# WHAT YOU SHOULD DO:
Look through the lines below and extract each one that contains "signal".

## START EXTRACTED ENTRIES

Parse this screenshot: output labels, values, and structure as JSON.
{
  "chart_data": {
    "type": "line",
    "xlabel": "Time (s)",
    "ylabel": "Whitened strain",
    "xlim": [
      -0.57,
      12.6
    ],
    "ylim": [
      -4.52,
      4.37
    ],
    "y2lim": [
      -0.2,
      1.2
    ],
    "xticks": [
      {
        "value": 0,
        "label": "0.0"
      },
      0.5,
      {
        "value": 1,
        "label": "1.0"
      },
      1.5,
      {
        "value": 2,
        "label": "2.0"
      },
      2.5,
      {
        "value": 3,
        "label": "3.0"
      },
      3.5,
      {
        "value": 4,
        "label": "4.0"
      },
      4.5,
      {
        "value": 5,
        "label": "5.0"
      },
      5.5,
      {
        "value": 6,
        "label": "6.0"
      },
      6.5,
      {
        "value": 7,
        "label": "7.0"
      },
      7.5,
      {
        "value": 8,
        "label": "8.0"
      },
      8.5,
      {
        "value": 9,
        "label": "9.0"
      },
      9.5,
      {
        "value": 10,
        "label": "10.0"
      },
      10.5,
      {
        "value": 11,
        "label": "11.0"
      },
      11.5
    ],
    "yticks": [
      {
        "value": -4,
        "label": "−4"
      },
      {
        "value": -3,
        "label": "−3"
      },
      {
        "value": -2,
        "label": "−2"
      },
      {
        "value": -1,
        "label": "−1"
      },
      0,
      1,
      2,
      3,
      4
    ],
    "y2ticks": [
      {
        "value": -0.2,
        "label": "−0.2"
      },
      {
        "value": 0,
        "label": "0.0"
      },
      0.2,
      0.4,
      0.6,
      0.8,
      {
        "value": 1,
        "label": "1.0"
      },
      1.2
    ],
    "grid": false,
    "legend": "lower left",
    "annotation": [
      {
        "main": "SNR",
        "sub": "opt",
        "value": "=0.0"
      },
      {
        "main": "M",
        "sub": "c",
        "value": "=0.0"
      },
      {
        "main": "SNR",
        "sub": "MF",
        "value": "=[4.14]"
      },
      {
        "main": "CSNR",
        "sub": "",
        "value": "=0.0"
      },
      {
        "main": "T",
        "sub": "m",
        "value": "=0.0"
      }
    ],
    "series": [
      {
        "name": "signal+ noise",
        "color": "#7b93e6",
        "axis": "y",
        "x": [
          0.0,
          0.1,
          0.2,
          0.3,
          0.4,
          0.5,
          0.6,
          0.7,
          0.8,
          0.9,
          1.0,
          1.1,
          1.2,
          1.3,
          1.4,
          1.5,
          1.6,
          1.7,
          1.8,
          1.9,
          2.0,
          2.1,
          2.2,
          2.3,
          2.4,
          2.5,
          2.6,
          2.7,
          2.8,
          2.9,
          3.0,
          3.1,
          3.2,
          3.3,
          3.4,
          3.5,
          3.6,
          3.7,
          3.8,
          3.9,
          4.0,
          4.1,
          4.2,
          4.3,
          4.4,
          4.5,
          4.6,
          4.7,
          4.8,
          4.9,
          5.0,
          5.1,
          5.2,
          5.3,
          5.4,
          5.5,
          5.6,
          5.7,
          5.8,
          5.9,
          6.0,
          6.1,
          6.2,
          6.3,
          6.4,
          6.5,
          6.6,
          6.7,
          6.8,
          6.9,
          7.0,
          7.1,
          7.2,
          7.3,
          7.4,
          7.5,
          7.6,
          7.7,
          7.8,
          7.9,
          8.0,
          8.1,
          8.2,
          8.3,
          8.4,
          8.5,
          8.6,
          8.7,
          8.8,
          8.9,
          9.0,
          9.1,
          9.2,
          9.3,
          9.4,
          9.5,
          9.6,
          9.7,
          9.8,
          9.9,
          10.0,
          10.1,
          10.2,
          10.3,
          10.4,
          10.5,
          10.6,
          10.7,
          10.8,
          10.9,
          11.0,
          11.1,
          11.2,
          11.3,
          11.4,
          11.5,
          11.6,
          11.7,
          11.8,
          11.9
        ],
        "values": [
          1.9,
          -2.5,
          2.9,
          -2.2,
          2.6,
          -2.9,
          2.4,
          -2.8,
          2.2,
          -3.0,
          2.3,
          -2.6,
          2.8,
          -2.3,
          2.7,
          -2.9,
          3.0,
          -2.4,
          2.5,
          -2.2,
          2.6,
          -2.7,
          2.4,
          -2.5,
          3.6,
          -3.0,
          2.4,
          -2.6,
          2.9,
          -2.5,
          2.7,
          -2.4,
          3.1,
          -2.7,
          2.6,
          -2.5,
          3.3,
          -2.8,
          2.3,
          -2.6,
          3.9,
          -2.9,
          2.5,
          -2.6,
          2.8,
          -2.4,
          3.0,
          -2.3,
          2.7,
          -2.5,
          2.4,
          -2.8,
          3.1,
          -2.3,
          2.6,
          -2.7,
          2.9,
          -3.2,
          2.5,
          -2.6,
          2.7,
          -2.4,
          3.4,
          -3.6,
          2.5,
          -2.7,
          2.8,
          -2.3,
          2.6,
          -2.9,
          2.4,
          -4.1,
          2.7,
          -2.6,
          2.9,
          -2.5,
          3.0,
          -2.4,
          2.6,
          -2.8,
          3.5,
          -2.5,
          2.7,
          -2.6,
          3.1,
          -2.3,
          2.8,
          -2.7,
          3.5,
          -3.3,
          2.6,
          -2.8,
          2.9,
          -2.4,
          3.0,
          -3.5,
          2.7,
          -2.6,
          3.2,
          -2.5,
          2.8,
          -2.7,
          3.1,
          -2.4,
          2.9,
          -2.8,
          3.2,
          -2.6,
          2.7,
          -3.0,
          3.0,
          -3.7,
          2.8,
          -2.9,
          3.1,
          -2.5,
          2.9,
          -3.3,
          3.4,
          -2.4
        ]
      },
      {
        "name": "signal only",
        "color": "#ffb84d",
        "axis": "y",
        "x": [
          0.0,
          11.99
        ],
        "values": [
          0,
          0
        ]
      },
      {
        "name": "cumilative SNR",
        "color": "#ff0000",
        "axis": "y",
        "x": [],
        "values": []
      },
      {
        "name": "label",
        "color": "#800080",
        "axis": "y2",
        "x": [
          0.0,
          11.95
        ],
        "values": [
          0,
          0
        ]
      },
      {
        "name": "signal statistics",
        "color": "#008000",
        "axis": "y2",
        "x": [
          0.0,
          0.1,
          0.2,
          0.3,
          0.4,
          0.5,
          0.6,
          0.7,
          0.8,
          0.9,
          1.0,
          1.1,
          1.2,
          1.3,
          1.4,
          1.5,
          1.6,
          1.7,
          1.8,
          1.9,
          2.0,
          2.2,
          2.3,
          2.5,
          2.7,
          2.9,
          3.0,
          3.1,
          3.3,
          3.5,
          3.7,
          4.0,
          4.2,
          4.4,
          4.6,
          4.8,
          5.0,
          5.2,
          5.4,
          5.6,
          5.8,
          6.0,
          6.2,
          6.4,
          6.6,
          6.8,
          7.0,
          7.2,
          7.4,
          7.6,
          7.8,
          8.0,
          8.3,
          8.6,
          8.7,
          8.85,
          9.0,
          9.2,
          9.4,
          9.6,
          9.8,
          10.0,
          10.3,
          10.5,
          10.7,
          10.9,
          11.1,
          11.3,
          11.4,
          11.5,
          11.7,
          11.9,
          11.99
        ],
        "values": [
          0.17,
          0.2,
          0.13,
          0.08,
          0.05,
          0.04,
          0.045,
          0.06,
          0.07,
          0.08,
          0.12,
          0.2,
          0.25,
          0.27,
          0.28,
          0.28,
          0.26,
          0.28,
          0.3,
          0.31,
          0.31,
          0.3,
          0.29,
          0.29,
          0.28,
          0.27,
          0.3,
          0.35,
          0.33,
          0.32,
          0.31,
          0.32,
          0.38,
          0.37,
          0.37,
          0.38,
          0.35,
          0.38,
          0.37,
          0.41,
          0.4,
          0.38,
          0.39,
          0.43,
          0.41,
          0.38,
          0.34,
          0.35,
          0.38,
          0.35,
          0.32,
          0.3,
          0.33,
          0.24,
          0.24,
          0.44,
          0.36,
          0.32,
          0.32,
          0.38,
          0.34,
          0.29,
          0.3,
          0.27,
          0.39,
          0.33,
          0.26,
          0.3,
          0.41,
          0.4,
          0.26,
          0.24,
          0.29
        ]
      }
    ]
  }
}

## END EXTRACTED ENTRIES

# EXPECTED OUTPUT:
        "name": "signal+ noise",
        "name": "signal only",
        "name": "signal statistics",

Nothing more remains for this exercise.